▸ What this task involves: Copy the records word for word, from their first line through the line that contains "bar — [233, 392, 267, 413]".

▸ Collected data:
----

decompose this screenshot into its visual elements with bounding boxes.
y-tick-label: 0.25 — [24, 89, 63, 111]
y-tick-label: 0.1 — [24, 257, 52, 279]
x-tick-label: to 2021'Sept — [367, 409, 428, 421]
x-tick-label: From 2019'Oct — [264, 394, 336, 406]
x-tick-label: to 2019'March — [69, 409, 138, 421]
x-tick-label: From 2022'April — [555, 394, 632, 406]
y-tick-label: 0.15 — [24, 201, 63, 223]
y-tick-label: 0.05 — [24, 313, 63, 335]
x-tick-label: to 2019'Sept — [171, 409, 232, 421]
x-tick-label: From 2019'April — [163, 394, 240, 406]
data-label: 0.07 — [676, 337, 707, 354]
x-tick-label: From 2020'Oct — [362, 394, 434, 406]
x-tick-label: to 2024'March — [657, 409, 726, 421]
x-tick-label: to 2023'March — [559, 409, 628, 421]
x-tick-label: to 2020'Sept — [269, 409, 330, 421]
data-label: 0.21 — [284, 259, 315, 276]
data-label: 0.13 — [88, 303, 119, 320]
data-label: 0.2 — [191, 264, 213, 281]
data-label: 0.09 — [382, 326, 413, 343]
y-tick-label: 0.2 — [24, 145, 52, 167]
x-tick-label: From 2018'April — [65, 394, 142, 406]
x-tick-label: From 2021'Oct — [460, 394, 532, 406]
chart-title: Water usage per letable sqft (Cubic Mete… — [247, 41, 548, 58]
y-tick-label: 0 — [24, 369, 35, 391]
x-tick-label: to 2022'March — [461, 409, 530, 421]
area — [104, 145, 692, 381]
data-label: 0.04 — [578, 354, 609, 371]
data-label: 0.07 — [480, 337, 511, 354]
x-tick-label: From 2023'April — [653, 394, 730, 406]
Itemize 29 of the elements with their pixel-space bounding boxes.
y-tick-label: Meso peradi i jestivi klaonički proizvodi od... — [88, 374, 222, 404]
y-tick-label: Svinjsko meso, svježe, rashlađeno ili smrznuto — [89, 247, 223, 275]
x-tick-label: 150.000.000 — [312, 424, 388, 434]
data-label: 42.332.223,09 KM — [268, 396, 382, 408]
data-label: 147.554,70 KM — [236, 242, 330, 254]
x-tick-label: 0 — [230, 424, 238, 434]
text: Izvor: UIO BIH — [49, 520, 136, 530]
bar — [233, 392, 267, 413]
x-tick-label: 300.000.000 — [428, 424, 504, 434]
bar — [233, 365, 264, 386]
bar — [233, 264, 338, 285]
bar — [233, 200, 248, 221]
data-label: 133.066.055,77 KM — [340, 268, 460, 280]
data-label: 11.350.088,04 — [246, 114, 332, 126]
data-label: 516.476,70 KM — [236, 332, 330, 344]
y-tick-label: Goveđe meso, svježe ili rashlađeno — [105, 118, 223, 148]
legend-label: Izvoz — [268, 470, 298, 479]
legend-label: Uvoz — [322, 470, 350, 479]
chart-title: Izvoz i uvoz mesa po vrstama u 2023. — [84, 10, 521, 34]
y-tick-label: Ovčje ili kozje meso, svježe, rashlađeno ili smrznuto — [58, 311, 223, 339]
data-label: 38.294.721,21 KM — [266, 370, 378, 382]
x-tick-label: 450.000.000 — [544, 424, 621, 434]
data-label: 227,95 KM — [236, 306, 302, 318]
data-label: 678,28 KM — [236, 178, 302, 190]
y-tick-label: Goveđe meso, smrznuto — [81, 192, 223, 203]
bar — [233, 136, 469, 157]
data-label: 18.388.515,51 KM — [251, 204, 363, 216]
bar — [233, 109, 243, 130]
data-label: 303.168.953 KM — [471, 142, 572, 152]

----

▸ Answer to this exercise:
decompose this screenshot into its visual elements with bounding boxes.
y-tick-label: 0.25 — [24, 89, 63, 111]
y-tick-label: 0.1 — [24, 257, 52, 279]
x-tick-label: to 2021'Sept — [367, 409, 428, 421]
x-tick-label: From 2019'Oct — [264, 394, 336, 406]
x-tick-label: to 2019'March — [69, 409, 138, 421]
x-tick-label: From 2022'April — [555, 394, 632, 406]
y-tick-label: 0.15 — [24, 201, 63, 223]
y-tick-label: 0.05 — [24, 313, 63, 335]
x-tick-label: to 2019'Sept — [171, 409, 232, 421]
x-tick-label: From 2019'April — [163, 394, 240, 406]
data-label: 0.07 — [676, 337, 707, 354]
x-tick-label: From 2020'Oct — [362, 394, 434, 406]
x-tick-label: to 2024'March — [657, 409, 726, 421]
x-tick-label: to 2023'March — [559, 409, 628, 421]
x-tick-label: to 2020'Sept — [269, 409, 330, 421]
data-label: 0.21 — [284, 259, 315, 276]
data-label: 0.13 — [88, 303, 119, 320]
data-label: 0.2 — [191, 264, 213, 281]
data-label: 0.09 — [382, 326, 413, 343]
y-tick-label: 0.2 — [24, 145, 52, 167]
x-tick-label: From 2018'April — [65, 394, 142, 406]
x-tick-label: From 2021'Oct — [460, 394, 532, 406]
chart-title: Water usage per letable sqft (Cubic Mete… — [247, 41, 548, 58]
y-tick-label: 0 — [24, 369, 35, 391]
x-tick-label: to 2022'March — [461, 409, 530, 421]
area — [104, 145, 692, 381]
data-label: 0.04 — [578, 354, 609, 371]
data-label: 0.07 — [480, 337, 511, 354]
x-tick-label: From 2023'April — [653, 394, 730, 406]
Itemize 29 of the elements with their pixel-space bounding boxes.
y-tick-label: Meso peradi i jestivi klaonički proizvodi od... — [88, 374, 222, 404]
y-tick-label: Svinjsko meso, svježe, rashlađeno ili smrznuto — [89, 247, 223, 275]
x-tick-label: 150.000.000 — [312, 424, 388, 434]
data-label: 42.332.223,09 KM — [268, 396, 382, 408]
data-label: 147.554,70 KM — [236, 242, 330, 254]
x-tick-label: 0 — [230, 424, 238, 434]
text: Izvor: UIO BIH — [49, 520, 136, 530]
bar — [233, 392, 267, 413]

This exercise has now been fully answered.